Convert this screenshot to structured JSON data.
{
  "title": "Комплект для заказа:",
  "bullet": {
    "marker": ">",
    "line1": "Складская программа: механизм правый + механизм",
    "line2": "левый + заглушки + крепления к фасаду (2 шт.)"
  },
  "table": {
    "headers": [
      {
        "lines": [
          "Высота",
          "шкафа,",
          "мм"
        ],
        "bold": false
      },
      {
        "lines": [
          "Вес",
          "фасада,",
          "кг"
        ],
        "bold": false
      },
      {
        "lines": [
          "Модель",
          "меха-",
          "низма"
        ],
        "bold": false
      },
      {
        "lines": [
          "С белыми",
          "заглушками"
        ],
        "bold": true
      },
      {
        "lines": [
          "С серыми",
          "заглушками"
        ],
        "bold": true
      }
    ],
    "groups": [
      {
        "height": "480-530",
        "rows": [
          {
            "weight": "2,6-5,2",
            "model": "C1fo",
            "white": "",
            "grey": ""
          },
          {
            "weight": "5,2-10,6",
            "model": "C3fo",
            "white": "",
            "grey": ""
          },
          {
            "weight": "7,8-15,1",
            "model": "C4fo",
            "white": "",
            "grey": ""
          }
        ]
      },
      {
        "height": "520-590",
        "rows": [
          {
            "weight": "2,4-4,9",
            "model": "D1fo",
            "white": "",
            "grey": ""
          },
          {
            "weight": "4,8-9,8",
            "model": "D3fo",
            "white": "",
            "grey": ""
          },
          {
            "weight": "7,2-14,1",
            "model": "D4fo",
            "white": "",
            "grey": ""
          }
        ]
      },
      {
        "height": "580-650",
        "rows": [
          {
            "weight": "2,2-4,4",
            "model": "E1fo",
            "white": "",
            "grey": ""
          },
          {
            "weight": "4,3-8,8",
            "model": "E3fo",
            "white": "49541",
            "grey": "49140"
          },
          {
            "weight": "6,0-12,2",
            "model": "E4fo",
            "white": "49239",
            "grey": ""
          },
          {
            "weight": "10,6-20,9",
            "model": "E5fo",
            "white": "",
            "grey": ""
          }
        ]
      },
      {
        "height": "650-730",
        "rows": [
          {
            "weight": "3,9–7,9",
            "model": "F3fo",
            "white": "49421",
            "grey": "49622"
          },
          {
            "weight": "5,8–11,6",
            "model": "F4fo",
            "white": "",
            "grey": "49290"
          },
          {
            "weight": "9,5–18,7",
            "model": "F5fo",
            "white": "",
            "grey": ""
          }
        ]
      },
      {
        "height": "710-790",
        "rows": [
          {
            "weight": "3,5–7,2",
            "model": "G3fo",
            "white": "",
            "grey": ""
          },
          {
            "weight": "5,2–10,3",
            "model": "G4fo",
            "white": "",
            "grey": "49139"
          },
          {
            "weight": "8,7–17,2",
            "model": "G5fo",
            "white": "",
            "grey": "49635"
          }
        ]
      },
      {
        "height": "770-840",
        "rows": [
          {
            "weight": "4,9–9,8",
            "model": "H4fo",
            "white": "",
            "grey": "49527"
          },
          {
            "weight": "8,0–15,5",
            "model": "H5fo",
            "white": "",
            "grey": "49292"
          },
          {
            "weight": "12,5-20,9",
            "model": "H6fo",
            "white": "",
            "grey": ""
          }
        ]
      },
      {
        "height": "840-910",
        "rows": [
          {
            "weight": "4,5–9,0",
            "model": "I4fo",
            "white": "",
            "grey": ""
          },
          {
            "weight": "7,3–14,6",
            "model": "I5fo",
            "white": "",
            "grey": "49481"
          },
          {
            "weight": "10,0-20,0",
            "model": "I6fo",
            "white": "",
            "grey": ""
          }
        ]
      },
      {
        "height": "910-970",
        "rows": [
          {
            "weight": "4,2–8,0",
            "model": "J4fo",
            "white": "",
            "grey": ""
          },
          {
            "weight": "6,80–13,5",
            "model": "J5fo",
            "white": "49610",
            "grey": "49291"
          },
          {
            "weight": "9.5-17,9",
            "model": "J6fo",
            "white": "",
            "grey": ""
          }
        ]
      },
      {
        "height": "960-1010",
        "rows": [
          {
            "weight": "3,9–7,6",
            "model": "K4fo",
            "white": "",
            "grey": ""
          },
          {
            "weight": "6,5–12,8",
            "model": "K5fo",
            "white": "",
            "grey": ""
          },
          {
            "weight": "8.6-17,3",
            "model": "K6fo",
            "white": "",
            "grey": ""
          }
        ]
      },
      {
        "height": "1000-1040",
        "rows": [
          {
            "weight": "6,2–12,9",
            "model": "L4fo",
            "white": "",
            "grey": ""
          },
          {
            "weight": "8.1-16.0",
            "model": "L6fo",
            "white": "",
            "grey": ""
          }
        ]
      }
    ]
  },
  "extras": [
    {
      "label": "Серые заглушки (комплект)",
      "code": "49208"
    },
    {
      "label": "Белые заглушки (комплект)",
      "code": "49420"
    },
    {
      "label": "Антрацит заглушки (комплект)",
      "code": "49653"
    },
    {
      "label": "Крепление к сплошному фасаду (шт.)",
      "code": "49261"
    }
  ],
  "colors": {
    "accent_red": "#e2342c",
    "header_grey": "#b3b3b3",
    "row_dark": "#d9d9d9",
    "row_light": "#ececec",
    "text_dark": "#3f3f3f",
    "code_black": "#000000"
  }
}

Written instruction:
Produce an exact copy of the whole listing.

Expected output:
Convert this screenshot to structured JSON data.
{
  "title": "Комплект для заказа:",
  "bullet": {
    "marker": ">",
    "line1": "Складская программа: механизм правый + механизм",
    "line2": "левый + заглушки + крепления к фасаду (2 шт.)"
  },
  "table": {
    "headers": [
      {
        "lines": [
          "Высота",
          "шкафа,",
          "мм"
        ],
        "bold": false
      },
      {
        "lines": [
          "Вес",
          "фасада,",
          "кг"
        ],
        "bold": false
      },
      {
        "lines": [
          "Модель",
          "меха-",
          "низма"
        ],
        "bold": false
      },
      {
        "lines": [
          "С белыми",
          "заглушками"
        ],
        "bold": true
      },
      {
        "lines": [
          "С серыми",
          "заглушками"
        ],
        "bold": true
      }
    ],
    "groups": [
      {
        "height": "480-530",
        "rows": [
          {
            "weight": "2,6-5,2",
            "model": "C1fo",
            "white": "",
            "grey": ""
          },
          {
            "weight": "5,2-10,6",
            "model": "C3fo",
            "white": "",
            "grey": ""
          },
          {
            "weight": "7,8-15,1",
            "model": "C4fo",
            "white": "",
            "grey": ""
          }
        ]
      },
      {
        "height": "520-590",
        "rows": [
          {
            "weight": "2,4-4,9",
            "model": "D1fo",
            "white": "",
            "grey": ""
          },
          {
            "weight": "4,8-9,8",
            "model": "D3fo",
            "white": "",
            "grey": ""
          },
          {
            "weight": "7,2-14,1",
            "model": "D4fo",
            "white": "",
            "grey": ""
          }
        ]
      },
      {
        "height": "580-650",
        "rows": [
          {
            "weight": "2,2-4,4",
            "model": "E1fo",
            "white": "",
            "grey": ""
          },
          {
            "weight": "4,3-8,8",
            "model": "E3fo",
            "white": "49541",
            "grey": "49140"
          },
          {
            "weight": "6,0-12,2",
            "model": "E4fo",
            "white": "49239",
            "grey": ""
          },
          {
            "weight": "10,6-20,9",
            "model": "E5fo",
            "white": "",
            "grey": ""
          }
        ]
      },
      {
        "height": "650-730",
        "rows": [
          {
            "weight": "3,9–7,9",
            "model": "F3fo",
            "white": "49421",
            "grey": "49622"
          },
          {
            "weight": "5,8–11,6",
            "model": "F4fo",
            "white": "",
            "grey": "49290"
          },
          {
            "weight": "9,5–18,7",
            "model": "F5fo",
            "white": "",
            "grey": ""
          }
        ]
      },
      {
        "height": "710-790",
        "rows": [
          {
            "weight": "3,5–7,2",
            "model": "G3fo",
            "white": "",
            "grey": ""
          },
          {
            "weight": "5,2–10,3",
            "model": "G4fo",
            "white": "",
            "grey": "49139"
          },
          {
            "weight": "8,7–17,2",
            "model": "G5fo",
            "white": "",
            "grey": "49635"
          }
        ]
      },
      {
        "height": "770-840",
        "rows": [
          {
            "weight": "4,9–9,8",
            "model": "H4fo",
            "white": "",
            "grey": "49527"
          },
          {
            "weight": "8,0–15,5",
            "model": "H5fo",
            "white": "",
            "grey": "49292"
          },
          {
            "weight": "12,5-20,9",
            "model": "H6fo",
            "white": "",
            "grey": ""
          }
        ]
      },
      {
        "height": "840-910",
        "rows": [
          {
            "weight": "4,5–9,0",
            "model": "I4fo",
            "white": "",
            "grey": ""
          },
          {
            "weight": "7,3–14,6",
            "model": "I5fo",
            "white": "",
            "grey": "49481"
          },
          {
            "weight": "10,0-20,0",
            "model": "I6fo",
            "white": "",
            "grey": ""
          }
        ]
      },
      {
        "height": "910-970",
        "rows": [
          {
            "weight": "4,2–8,0",
            "model": "J4fo",
            "white": "",
            "grey": ""
          },
          {
            "weight": "6,80–13,5",
            "model": "J5fo",
            "white": "49610",
            "grey": "49291"
          },
          {
            "weight": "9.5-17,9",
            "model": "J6fo",
            "white": "",
            "grey": ""
          }
        ]
      },
      {
        "height": "960-1010",
        "rows": [
          {
            "weight": "3,9–7,6",
            "model": "K4fo",
            "white": "",
            "grey": ""
          },
          {
            "weight": "6,5–12,8",
            "model": "K5fo",
            "white": "",
            "grey": ""
          },
          {
            "weight": "8.6-17,3",
            "model": "K6fo",
            "white": "",
            "grey": ""
          }
        ]
      },
      {
        "height": "1000-1040",
        "rows": [
          {
            "weight": "6,2–12,9",
            "model": "L4fo",
            "white": "",
            "grey": ""
          },
          {
            "weight": "8.1-16.0",
            "model": "L6fo",
            "white": "",
            "grey": ""
          }
        ]
      }
    ]
  },
  "extras": [
    {
      "label": "Серые заглушки (комплект)",
      "code": "49208"
    },
    {
      "label": "Белые заглушки (комплект)",
      "code": "49420"
    },
    {
      "label": "Антрацит заглушки (комплект)",
      "code": "49653"
    },
    {
      "label": "Крепление к сплошному фасаду (шт.)",
      "code": "49261"
    }
  ],
  "colors": {
    "accent_red": "#e2342c",
    "header_grey": "#b3b3b3",
    "row_dark": "#d9d9d9",
    "row_light": "#ececec",
    "text_dark": "#3f3f3f",
    "code_black": "#000000"
  }
}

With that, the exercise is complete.